Figure data in JSON
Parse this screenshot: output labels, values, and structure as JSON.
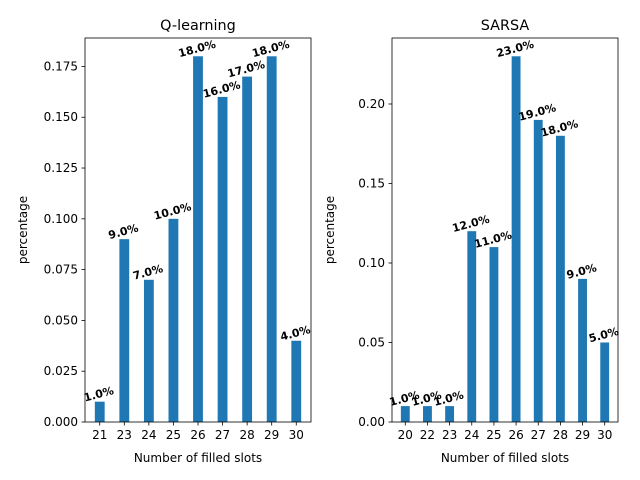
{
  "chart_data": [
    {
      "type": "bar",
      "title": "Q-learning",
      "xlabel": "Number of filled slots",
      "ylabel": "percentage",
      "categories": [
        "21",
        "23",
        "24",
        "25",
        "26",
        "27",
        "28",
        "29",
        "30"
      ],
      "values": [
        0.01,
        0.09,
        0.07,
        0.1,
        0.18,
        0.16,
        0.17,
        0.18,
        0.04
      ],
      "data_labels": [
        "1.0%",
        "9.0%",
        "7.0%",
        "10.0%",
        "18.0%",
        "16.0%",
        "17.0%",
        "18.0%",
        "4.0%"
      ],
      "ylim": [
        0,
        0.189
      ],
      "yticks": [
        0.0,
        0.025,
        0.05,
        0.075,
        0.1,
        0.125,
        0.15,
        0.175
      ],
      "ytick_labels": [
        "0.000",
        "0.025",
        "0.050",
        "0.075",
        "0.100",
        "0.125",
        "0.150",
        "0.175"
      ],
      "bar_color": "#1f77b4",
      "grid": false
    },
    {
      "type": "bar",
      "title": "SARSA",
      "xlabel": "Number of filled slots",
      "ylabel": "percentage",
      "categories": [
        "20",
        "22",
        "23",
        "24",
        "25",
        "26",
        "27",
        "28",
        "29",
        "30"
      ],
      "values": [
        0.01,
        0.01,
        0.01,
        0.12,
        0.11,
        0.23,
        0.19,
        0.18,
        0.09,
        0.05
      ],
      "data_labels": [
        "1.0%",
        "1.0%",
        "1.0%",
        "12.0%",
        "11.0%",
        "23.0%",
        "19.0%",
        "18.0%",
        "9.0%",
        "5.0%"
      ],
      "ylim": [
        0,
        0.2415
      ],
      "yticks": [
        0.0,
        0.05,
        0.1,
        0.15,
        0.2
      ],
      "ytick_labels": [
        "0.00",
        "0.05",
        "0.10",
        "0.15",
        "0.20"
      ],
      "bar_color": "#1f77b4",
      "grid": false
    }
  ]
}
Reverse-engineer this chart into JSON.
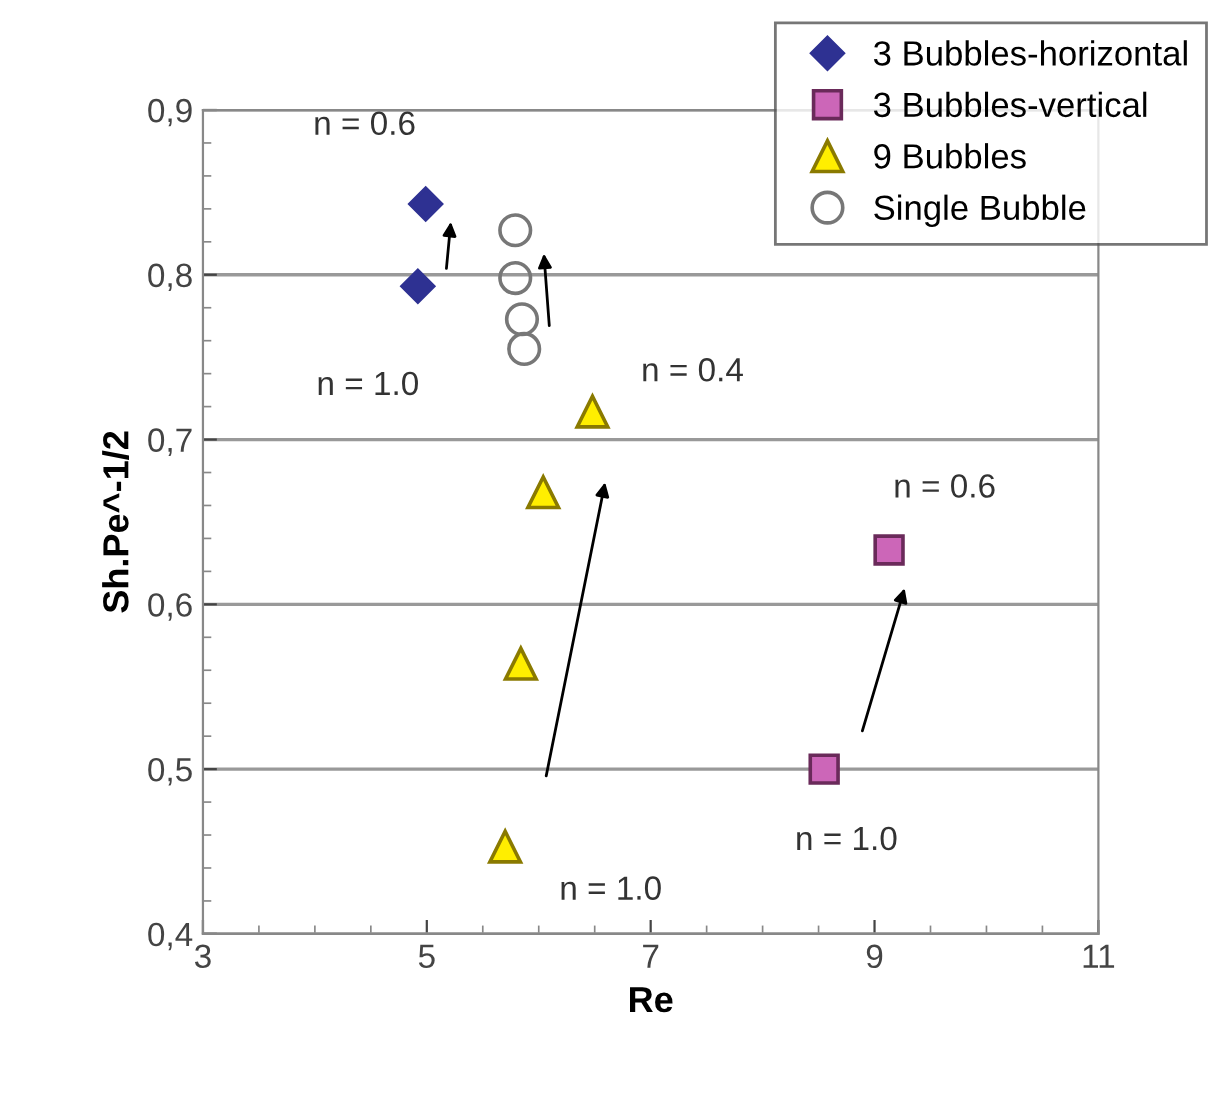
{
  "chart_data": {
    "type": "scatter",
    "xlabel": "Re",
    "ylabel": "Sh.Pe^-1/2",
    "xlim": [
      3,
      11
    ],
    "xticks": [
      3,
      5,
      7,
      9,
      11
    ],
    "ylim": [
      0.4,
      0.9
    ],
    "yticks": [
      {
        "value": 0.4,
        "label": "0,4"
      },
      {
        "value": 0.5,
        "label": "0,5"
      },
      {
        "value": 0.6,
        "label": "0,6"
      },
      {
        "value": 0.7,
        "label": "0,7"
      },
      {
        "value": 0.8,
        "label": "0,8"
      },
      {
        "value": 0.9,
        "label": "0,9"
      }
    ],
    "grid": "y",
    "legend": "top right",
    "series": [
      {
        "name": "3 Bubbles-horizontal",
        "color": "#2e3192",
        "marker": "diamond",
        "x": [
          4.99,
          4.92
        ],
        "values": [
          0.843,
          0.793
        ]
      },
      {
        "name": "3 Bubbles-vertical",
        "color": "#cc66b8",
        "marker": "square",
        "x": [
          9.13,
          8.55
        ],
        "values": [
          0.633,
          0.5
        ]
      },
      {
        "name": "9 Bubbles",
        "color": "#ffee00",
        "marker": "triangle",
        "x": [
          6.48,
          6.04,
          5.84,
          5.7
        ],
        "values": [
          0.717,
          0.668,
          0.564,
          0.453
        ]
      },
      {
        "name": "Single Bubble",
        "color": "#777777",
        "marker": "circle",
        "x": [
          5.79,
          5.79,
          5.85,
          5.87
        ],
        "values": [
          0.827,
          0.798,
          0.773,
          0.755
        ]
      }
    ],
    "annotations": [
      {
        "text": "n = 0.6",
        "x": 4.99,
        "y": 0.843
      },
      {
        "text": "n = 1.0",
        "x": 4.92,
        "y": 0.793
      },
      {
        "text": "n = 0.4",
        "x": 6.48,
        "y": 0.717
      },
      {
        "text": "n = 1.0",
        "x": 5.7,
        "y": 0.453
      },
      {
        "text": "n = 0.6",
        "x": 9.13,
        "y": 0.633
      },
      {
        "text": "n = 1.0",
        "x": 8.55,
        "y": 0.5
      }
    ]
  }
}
---
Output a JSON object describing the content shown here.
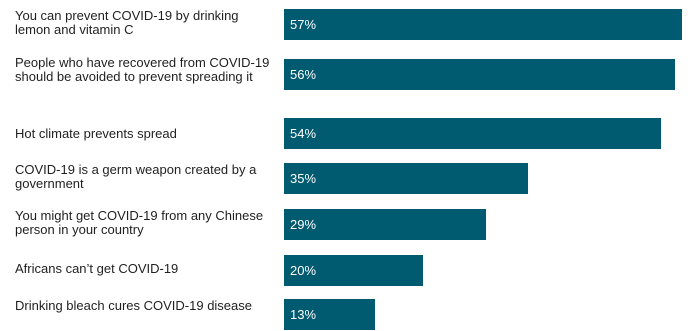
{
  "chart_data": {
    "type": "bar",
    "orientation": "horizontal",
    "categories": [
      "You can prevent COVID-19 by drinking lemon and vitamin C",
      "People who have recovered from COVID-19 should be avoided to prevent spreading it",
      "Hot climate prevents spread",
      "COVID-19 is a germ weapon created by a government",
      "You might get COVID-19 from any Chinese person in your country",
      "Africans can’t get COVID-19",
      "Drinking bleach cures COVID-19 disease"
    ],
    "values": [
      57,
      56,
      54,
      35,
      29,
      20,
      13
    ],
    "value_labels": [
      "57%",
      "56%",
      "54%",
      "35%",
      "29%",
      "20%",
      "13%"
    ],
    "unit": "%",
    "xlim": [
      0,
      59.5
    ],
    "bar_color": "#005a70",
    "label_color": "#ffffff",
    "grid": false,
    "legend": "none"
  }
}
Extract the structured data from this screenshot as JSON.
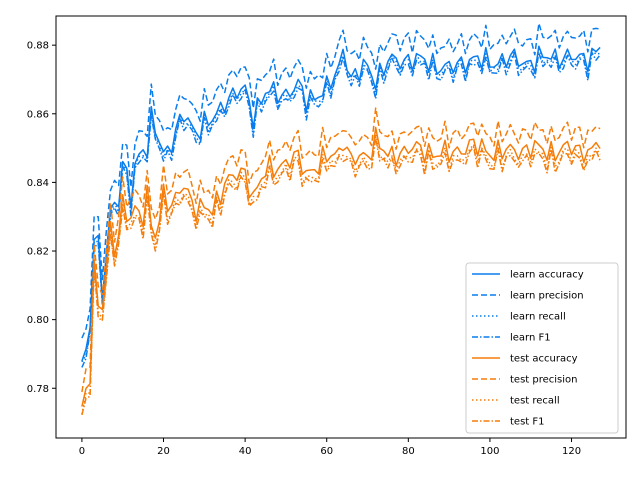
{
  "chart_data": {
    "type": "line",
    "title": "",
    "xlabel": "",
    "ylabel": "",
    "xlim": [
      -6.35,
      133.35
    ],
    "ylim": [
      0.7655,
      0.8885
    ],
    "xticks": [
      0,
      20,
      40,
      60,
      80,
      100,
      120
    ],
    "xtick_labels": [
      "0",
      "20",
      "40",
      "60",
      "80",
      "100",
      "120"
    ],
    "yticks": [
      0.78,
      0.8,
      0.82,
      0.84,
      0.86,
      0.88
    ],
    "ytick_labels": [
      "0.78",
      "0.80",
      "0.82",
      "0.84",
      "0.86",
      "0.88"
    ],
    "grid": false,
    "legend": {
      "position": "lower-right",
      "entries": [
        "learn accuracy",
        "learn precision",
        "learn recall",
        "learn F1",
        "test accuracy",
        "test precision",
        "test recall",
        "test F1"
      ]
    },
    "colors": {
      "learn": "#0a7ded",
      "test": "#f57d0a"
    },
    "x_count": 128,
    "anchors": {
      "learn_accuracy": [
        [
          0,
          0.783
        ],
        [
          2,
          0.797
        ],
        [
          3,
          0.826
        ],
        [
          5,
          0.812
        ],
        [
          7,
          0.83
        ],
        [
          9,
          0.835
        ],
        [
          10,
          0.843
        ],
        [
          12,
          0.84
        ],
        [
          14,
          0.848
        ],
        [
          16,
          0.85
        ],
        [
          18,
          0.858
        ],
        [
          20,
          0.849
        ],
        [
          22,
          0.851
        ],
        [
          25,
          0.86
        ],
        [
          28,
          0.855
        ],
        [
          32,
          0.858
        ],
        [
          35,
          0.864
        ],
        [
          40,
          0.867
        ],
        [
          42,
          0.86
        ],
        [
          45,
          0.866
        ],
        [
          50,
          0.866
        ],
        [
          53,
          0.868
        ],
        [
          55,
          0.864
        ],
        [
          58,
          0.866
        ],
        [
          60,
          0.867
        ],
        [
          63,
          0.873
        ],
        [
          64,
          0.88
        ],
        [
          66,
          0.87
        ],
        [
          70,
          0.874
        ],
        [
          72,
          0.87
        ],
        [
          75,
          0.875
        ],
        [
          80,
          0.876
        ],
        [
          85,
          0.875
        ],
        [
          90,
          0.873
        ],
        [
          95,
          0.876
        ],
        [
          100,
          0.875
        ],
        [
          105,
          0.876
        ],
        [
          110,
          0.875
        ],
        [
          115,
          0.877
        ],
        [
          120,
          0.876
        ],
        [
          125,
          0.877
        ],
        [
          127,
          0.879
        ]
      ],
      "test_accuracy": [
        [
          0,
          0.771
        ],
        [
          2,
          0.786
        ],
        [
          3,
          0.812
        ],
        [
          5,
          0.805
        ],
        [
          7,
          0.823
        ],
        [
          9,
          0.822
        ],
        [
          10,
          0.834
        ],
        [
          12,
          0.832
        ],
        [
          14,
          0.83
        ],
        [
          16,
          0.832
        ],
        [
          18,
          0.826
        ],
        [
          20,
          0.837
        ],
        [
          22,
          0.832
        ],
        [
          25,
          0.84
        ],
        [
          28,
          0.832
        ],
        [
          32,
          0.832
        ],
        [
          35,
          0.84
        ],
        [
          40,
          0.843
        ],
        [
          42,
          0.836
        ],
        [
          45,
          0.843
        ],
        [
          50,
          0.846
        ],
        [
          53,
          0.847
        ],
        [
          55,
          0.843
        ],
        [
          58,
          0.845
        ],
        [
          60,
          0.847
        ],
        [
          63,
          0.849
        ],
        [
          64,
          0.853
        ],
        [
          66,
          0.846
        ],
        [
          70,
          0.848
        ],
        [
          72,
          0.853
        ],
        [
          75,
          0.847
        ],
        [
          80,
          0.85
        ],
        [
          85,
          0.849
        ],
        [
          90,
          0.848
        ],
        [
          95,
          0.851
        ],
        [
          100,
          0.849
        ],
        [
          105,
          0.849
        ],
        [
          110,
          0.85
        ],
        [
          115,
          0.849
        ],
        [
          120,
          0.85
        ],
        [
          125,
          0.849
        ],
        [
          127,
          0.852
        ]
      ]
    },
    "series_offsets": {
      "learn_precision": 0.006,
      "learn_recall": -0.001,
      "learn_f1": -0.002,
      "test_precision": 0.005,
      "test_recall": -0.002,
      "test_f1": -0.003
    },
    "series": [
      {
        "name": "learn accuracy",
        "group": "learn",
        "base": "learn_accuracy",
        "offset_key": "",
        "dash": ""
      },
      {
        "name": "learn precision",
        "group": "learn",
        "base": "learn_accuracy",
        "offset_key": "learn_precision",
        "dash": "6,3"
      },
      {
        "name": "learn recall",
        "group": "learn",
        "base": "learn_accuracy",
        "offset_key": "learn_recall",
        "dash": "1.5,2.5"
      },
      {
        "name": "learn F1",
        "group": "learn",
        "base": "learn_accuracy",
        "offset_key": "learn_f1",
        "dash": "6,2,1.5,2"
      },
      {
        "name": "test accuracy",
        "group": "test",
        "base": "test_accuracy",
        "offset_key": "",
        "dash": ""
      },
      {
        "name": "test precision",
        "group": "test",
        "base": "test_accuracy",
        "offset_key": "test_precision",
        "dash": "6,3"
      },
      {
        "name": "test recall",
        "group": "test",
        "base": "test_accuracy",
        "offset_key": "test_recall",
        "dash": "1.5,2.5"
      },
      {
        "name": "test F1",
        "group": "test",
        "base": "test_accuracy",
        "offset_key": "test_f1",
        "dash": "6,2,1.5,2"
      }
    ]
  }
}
==
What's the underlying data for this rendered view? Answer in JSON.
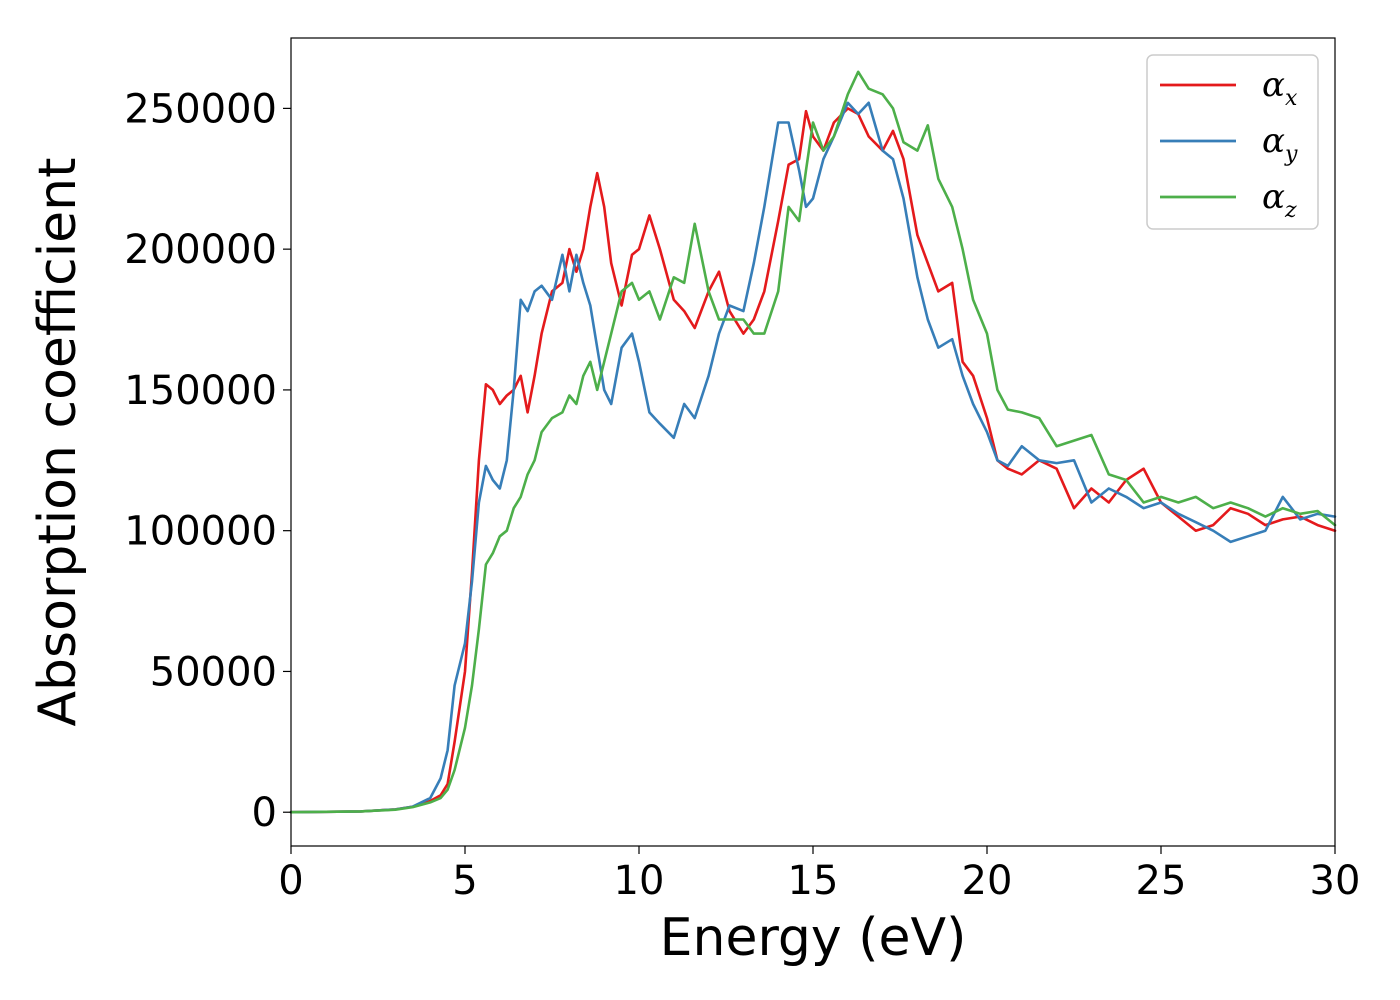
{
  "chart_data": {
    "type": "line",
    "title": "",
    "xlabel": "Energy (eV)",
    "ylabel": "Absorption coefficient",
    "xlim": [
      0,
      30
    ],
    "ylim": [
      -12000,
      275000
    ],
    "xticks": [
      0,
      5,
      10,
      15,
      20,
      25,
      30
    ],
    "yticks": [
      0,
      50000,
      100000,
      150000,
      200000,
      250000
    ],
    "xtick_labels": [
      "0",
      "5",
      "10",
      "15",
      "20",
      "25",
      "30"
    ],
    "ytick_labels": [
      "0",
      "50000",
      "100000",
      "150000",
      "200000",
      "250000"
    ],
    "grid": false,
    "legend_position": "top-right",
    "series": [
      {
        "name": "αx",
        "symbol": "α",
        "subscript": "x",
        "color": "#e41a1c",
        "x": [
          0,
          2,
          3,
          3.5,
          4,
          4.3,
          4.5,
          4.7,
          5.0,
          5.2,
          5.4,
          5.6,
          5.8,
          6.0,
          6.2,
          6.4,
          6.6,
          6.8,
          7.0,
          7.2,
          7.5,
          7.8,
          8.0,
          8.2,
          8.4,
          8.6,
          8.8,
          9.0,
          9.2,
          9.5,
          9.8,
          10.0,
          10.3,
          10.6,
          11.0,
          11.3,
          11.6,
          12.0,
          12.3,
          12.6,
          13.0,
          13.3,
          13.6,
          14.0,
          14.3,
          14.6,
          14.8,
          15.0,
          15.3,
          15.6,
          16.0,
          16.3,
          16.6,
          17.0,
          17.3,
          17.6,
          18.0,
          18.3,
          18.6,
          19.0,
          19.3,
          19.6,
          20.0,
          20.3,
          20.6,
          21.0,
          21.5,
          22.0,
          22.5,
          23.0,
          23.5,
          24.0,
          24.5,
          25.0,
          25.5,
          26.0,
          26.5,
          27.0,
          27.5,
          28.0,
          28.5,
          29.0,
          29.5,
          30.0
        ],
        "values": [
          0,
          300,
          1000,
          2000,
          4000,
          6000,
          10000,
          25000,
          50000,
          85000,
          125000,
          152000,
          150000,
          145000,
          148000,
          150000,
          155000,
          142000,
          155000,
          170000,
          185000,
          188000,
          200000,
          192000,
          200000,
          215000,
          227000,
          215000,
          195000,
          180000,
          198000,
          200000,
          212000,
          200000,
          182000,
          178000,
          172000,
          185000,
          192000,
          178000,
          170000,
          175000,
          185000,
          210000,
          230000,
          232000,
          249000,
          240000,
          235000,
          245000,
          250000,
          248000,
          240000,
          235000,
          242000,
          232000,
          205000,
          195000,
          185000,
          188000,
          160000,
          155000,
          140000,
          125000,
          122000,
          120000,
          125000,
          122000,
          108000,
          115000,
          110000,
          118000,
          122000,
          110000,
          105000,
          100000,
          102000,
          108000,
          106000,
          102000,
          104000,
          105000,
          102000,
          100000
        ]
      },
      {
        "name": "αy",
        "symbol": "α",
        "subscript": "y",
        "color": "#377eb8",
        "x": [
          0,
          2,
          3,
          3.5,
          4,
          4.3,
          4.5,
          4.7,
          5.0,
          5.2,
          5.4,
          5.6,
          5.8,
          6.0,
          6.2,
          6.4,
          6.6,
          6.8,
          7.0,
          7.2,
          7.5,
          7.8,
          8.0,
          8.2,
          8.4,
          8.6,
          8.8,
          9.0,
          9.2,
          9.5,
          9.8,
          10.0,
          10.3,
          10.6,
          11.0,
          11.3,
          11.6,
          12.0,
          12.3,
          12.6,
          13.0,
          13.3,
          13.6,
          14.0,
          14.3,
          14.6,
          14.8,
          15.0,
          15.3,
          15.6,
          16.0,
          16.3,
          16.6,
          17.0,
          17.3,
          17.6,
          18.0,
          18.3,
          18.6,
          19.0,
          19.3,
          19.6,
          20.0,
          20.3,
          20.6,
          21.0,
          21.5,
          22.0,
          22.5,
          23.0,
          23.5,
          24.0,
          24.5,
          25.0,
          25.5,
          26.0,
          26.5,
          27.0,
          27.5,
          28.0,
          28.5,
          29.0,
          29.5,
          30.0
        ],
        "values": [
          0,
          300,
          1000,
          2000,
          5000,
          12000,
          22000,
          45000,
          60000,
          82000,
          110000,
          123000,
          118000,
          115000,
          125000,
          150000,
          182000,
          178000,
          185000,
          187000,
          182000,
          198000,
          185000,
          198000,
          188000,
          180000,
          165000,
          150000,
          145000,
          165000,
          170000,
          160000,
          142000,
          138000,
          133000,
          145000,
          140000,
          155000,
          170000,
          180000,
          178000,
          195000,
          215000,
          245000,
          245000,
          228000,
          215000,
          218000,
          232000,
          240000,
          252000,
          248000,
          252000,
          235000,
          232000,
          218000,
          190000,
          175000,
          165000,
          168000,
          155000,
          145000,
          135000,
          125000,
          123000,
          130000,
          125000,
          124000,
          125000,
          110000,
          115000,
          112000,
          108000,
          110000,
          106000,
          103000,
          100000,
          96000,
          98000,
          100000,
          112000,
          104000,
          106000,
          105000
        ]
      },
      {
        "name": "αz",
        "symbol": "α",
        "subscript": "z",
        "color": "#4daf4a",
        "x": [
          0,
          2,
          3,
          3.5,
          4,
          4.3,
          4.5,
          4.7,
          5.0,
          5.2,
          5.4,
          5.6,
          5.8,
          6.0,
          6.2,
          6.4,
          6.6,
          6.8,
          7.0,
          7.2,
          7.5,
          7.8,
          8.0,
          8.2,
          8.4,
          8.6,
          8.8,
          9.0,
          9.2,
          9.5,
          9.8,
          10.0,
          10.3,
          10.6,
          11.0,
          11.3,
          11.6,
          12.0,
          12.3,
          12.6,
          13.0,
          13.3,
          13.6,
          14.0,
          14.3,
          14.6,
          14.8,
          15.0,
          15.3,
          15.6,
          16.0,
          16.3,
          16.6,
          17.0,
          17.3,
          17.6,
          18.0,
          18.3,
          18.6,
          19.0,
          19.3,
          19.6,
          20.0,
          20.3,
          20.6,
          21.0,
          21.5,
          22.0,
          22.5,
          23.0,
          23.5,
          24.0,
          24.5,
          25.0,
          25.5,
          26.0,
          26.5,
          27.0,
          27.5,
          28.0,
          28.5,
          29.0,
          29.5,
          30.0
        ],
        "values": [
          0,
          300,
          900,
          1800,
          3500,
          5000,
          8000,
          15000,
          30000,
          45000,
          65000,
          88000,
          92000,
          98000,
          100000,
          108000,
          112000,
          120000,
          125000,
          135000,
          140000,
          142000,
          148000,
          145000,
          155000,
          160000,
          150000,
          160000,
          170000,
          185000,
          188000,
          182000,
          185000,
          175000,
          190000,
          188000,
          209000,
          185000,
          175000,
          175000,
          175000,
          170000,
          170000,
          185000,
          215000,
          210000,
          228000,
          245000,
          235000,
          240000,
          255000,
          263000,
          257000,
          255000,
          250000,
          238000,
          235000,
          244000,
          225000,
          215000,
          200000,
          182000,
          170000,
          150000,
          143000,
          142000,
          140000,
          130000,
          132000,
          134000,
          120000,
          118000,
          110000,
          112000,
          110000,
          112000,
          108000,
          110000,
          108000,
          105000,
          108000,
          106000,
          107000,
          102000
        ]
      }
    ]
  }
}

### Short task
In the entries above, find each line with the word "Bubbles" and show it.

### Response
        "name": "3 Bubbles-horizontal",
        "name": "3 Bubbles-vertical",
        "name": "9 Bubbles",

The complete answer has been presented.